» Task prompt:
Copy every line of the material below word for word.

» Source material:
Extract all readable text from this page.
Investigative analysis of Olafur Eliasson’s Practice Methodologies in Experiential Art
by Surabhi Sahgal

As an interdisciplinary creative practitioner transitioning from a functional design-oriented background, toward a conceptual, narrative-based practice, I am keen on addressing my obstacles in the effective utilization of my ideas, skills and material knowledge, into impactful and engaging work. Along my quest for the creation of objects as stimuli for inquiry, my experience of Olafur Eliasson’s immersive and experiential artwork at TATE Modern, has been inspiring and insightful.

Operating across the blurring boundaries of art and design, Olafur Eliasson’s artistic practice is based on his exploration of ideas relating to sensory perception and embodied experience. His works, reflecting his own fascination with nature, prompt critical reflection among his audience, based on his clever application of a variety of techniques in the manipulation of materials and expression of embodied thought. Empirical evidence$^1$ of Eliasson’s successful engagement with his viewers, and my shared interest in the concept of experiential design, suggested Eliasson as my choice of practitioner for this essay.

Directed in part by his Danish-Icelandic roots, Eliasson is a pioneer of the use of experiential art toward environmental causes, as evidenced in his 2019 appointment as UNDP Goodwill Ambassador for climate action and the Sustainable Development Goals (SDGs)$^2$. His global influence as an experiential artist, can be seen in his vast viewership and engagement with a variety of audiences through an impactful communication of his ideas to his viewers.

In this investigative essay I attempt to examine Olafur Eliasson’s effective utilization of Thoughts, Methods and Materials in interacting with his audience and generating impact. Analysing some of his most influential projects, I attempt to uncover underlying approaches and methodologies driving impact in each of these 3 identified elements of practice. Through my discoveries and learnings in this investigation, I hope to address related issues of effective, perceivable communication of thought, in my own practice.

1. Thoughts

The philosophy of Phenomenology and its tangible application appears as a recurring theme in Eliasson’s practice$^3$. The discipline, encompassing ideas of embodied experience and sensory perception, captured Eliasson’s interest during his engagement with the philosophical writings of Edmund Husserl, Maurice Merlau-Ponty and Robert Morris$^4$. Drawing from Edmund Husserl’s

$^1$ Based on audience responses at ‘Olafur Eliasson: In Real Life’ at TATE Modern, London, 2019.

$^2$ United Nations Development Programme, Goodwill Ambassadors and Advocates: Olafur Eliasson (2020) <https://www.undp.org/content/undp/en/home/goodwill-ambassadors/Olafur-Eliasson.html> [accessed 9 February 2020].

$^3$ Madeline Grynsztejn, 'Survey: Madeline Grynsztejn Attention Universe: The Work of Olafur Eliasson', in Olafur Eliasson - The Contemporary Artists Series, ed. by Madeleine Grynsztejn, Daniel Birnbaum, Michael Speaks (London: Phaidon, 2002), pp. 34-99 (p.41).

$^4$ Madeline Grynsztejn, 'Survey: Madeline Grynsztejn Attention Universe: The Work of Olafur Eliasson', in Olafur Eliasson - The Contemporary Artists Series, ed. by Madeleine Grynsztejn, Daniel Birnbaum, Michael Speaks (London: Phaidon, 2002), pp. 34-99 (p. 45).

» Problem solution:
Extract all readable text from this page.
Investigative analysis of Olafur Eliasson’s Practice Methodologies in Experiential Art
by Surabhi Sahgal

As an interdisciplinary creative practitioner transitioning from a functional design-oriented background, toward a conceptual, narrative-based practice, I am keen on addressing my obstacles in the effective utilization of my ideas, skills and material knowledge, into impactful and engaging work. Along my quest for the creation of objects as stimuli for inquiry, my experience of Olafur Eliasson’s immersive and experiential artwork at TATE Modern, has been inspiring and insightful.

Operating across the blurring boundaries of art and design, Olafur Eliasson’s artistic practice is based on his exploration of ideas relating to sensory perception and embodied experience. His works, reflecting his own fascination with nature, prompt critical reflection among his audience, based on his clever application of a variety of techniques in the manipulation of materials and expression of embodied thought. Empirical evidence$^1$ of Eliasson’s successful engagement with his viewers, and my shared interest in the concept of experiential design, suggested Eliasson as my choice of practitioner for this essay.

Directed in part by his Danish-Icelandic roots, Eliasson is a pioneer of the use of experiential art toward environmental causes, as evidenced in his 2019 appointment as UNDP Goodwill Ambassador for climate action and the Sustainable Development Goals (SDGs)$^2$. His global influence as an experiential artist, can be seen in his vast viewership and engagement with a variety of audiences through an impactful communication of his ideas to his viewers.

In this investigative essay I attempt to examine Olafur Eliasson’s effective utilization of Thoughts, Methods and Materials in interacting with his audience and generating impact. Analysing some of his most influential projects, I attempt to uncover underlying approaches and methodologies driving impact in each of these 3 identified elements of practice. Through my discoveries and learnings in this investigation, I hope to address related issues of effective, perceivable communication of thought, in my own practice.

1. Thoughts

The philosophy of Phenomenology and its tangible application appears as a recurring theme in Eliasson’s practice$^3$. The discipline, encompassing ideas of embodied experience and sensory perception, captured Eliasson’s interest during his engagement with the philosophical writings of Edmund Husserl, Maurice Merlau-Ponty and Robert Morris$^4$. Drawing from Edmund Husserl’s

$^1$ Based on audience responses at ‘Olafur Eliasson: In Real Life’ at TATE Modern, London, 2019.

$^2$ United Nations Development Programme, Goodwill Ambassadors and Advocates: Olafur Eliasson (2020) <https://www.undp.org/content/undp/en/home/goodwill-ambassadors/Olafur-Eliasson.html> [accessed 9 February 2020].

$^3$ Madeline Grynsztejn, 'Survey: Madeline Grynsztejn Attention Universe: The Work of Olafur Eliasson', in Olafur Eliasson - The Contemporary Artists Series, ed. by Madeleine Grynsztejn, Daniel Birnbaum, Michael Speaks (London: Phaidon, 2002), pp. 34-99 (p.41).

$^4$ Madeline Grynsztejn, 'Survey: Madeline Grynsztejn Attention Universe: The Work of Olafur Eliasson', in Olafur Eliasson - The Contemporary Artists Series, ed. by Madeleine Grynsztejn, Daniel Birnbaum, Michael Speaks (London: Phaidon, 2002), pp. 34-99 (p. 45).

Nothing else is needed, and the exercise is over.